■ Required work: Reproduce all of the listing below without alteration.

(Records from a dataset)
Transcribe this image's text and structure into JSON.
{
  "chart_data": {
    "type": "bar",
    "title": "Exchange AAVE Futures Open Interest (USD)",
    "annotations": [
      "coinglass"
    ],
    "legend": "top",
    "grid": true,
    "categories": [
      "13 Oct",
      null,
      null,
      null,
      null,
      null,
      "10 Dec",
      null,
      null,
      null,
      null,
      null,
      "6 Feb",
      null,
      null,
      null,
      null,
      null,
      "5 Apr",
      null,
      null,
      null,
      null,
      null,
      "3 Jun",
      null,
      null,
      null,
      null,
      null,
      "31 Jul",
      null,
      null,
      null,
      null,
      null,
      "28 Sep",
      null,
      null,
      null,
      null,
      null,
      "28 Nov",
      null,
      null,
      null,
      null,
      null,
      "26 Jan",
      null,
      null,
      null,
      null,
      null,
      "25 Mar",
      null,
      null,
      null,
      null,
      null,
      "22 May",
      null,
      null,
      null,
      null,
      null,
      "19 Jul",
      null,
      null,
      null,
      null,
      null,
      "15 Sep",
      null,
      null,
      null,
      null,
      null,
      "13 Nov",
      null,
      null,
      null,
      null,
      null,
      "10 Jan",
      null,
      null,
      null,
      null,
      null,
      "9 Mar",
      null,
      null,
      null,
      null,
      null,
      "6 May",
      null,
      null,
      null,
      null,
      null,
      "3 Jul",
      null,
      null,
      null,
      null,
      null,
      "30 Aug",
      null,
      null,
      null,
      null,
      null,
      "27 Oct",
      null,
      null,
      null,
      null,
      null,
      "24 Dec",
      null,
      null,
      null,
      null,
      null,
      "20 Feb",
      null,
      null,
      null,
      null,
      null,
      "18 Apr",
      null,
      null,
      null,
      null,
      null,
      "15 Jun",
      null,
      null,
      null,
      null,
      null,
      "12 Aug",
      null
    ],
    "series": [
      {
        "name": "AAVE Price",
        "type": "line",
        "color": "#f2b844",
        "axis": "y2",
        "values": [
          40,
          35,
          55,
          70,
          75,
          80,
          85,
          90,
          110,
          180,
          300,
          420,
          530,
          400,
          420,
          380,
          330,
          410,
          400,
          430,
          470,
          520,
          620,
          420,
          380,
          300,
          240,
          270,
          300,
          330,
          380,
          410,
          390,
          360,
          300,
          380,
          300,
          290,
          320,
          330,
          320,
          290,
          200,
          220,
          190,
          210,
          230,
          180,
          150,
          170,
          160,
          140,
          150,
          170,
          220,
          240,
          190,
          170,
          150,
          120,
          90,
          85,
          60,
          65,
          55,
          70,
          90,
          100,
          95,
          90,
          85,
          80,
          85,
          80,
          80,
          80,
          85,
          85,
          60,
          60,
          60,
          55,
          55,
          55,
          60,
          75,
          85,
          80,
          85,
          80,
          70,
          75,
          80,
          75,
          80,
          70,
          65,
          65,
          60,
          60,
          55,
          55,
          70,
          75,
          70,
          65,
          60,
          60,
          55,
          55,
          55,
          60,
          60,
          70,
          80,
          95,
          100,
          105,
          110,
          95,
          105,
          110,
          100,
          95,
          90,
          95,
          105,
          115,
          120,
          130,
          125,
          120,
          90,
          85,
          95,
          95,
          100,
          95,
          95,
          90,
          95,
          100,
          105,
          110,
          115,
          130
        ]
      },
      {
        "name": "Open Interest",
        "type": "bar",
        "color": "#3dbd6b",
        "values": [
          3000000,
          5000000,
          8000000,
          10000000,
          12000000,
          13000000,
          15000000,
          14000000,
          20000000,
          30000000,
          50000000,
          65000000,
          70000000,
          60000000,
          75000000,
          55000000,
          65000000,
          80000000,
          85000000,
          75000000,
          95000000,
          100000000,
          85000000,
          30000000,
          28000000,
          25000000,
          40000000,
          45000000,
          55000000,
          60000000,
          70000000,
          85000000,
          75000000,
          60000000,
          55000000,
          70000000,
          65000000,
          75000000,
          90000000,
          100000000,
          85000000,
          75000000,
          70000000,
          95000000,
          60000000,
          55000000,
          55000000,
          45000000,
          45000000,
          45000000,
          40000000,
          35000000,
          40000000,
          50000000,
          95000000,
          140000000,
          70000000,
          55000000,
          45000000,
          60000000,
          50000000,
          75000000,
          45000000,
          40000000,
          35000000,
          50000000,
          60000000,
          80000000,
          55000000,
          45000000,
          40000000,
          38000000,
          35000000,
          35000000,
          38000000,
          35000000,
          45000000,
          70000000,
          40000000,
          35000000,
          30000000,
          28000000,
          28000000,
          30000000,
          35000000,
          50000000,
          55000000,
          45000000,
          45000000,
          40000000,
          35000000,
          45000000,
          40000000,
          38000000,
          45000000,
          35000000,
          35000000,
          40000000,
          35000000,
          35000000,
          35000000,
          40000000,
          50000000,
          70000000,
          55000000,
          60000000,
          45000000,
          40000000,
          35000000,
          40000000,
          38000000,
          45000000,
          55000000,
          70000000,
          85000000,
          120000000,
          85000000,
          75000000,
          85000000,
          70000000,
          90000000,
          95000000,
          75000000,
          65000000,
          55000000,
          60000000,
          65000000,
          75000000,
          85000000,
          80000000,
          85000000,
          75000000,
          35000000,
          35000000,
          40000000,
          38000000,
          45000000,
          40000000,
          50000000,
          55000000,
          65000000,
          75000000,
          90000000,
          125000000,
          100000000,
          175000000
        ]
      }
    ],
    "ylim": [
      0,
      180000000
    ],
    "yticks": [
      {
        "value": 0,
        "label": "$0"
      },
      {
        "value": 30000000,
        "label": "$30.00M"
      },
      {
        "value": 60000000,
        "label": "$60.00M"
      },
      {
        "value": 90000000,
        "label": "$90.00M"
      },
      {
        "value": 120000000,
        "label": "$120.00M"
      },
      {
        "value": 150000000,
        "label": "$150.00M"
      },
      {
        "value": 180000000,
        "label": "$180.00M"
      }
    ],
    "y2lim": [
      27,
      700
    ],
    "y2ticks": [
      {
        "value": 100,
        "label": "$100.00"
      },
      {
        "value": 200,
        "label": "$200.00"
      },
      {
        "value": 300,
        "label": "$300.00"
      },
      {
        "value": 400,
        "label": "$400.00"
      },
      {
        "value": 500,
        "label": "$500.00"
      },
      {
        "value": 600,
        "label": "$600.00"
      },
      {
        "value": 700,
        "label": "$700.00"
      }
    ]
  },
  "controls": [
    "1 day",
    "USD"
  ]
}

■ Written answer:
Transcribe this image's text and structure into JSON.
{
  "chart_data": {
    "type": "bar",
    "title": "Exchange AAVE Futures Open Interest (USD)",
    "annotations": [
      "coinglass"
    ],
    "legend": "top",
    "grid": true,
    "categories": [
      "13 Oct",
      null,
      null,
      null,
      null,
      null,
      "10 Dec",
      null,
      null,
      null,
      null,
      null,
      "6 Feb",
      null,
      null,
      null,
      null,
      null,
      "5 Apr",
      null,
      null,
      null,
      null,
      null,
      "3 Jun",
      null,
      null,
      null,
      null,
      null,
      "31 Jul",
      null,
      null,
      null,
      null,
      null,
      "28 Sep",
      null,
      null,
      null,
      null,
      null,
      "28 Nov",
      null,
      null,
      null,
      null,
      null,
      "26 Jan",
      null,
      null,
      null,
      null,
      null,
      "25 Mar",
      null,
      null,
      null,
      null,
      null,
      "22 May",
      null,
      null,
      null,
      null,
      null,
      "19 Jul",
      null,
      null,
      null,
      null,
      null,
      "15 Sep",
      null,
      null,
      null,
      null,
      null,
      "13 Nov",
      null,
      null,
      null,
      null,
      null,
      "10 Jan",
      null,
      null,
      null,
      null,
      null,
      "9 Mar",
      null,
      null,
      null,
      null,
      null,
      "6 May",
      null,
      null,
      null,
      null,
      null,
      "3 Jul",
      null,
      null,
      null,
      null,
      null,
      "30 Aug",
      null,
      null,
      null,
      null,
      null,
      "27 Oct",
      null,
      null,
      null,
      null,
      null,
      "24 Dec",
      null,
      null,
      null,
      null,
      null,
      "20 Feb",
      null,
      null,
      null,
      null,
      null,
      "18 Apr",
      null,
      null,
      null,
      null,
      null,
      "15 Jun",
      null,
      null,
      null,
      null,
      null,
      "12 Aug",
      null
    ],
    "series": [
      {
        "name": "AAVE Price",
        "type": "line",
        "color": "#f2b844",
        "axis": "y2",
        "values": [
          40,
          35,
          55,
          70,
          75,
          80,
          85,
          90,
          110,
          180,
          300,
          420,
          530,
          400,
          420,
          380,
          330,
          410,
          400,
          430,
          470,
          520,
          620,
          420,
          380,
          300,
          240,
          270,
          300,
          330,
          380,
          410,
          390,
          360,
          300,
          380,
          300,
          290,
          320,
          330,
          320,
          290,
          200,
          220,
          190,
          210,
          230,
          180,
          150,
          170,
          160,
          140,
          150,
          170,
          220,
          240,
          190,
          170,
          150,
          120,
          90,
          85,
          60,
          65,
          55,
          70,
          90,
          100,
          95,
          90,
          85,
          80,
          85,
          80,
          80,
          80,
          85,
          85,
          60,
          60,
          60,
          55,
          55,
          55,
          60,
          75,
          85,
          80,
          85,
          80,
          70,
          75,
          80,
          75,
          80,
          70,
          65,
          65,
          60,
          60,
          55,
          55,
          70,
          75,
          70,
          65,
          60,
          60,
          55,
          55,
          55,
          60,
          60,
          70,
          80,
          95,
          100,
          105,
          110,
          95,
          105,
          110,
          100,
          95,
          90,
          95,
          105,
          115,
          120,
          130,
          125,
          120,
          90,
          85,
          95,
          95,
          100,
          95,
          95,
          90,
          95,
          100,
          105,
          110,
          115,
          130
        ]
      },
      {
        "name": "Open Interest",
        "type": "bar",
        "color": "#3dbd6b",
        "values": [
          3000000,
          5000000,
          8000000,
          10000000,
          12000000,
          13000000,
          15000000,
          14000000,
          20000000,
          30000000,
          50000000,
          65000000,
          70000000,
          60000000,
          75000000,
          55000000,
          65000000,
          80000000,
          85000000,
          75000000,
          95000000,
          100000000,
          85000000,
          30000000,
          28000000,
          25000000,
          40000000,
          45000000,
          55000000,
          60000000,
          70000000,
          85000000,
          75000000,
          60000000,
          55000000,
          70000000,
          65000000,
          75000000,
          90000000,
          100000000,
          85000000,
          75000000,
          70000000,
          95000000,
          60000000,
          55000000,
          55000000,
          45000000,
          45000000,
          45000000,
          40000000,
          35000000,
          40000000,
          50000000,
          95000000,
          140000000,
          70000000,
          55000000,
          45000000,
          60000000,
          50000000,
          75000000,
          45000000,
          40000000,
          35000000,
          50000000,
          60000000,
          80000000,
          55000000,
          45000000,
          40000000,
          38000000,
          35000000,
          35000000,
          38000000,
          35000000,
          45000000,
          70000000,
          40000000,
          35000000,
          30000000,
          28000000,
          28000000,
          30000000,
          35000000,
          50000000,
          55000000,
          45000000,
          45000000,
          40000000,
          35000000,
          45000000,
          40000000,
          38000000,
          45000000,
          35000000,
          35000000,
          40000000,
          35000000,
          35000000,
          35000000,
          40000000,
          50000000,
          70000000,
          55000000,
          60000000,
          45000000,
          40000000,
          35000000,
          40000000,
          38000000,
          45000000,
          55000000,
          70000000,
          85000000,
          120000000,
          85000000,
          75000000,
          85000000,
          70000000,
          90000000,
          95000000,
          75000000,
          65000000,
          55000000,
          60000000,
          65000000,
          75000000,
          85000000,
          80000000,
          85000000,
          75000000,
          35000000,
          35000000,
          40000000,
          38000000,
          45000000,
          40000000,
          50000000,
          55000000,
          65000000,
          75000000,
          90000000,
          125000000,
          100000000,
          175000000
        ]
      }
    ],
    "ylim": [
      0,
      180000000
    ],
    "yticks": [
      {
        "value": 0,
        "label": "$0"
      },
      {
        "value": 30000000,
        "label": "$30.00M"
      },
      {
        "value": 60000000,
        "label": "$60.00M"
      },
      {
        "value": 90000000,
        "label": "$90.00M"
      },
      {
        "value": 120000000,
        "label": "$120.00M"
      },
      {
        "value": 150000000,
        "label": "$150.00M"
      },
      {
        "value": 180000000,
        "label": "$180.00M"
      }
    ],
    "y2lim": [
      27,
      700
    ],
    "y2ticks": [
      {
        "value": 100,
        "label": "$100.00"
      },
      {
        "value": 200,
        "label": "$200.00"
      },
      {
        "value": 300,
        "label": "$300.00"
      },
      {
        "value": 400,
        "label": "$400.00"
      },
      {
        "value": 500,
        "label": "$500.00"
      },
      {
        "value": 600,
        "label": "$600.00"
      },
      {
        "value": 700,
        "label": "$700.00"
      }
    ]
  },
  "controls": [
    "1 day",
    "USD"
  ]
}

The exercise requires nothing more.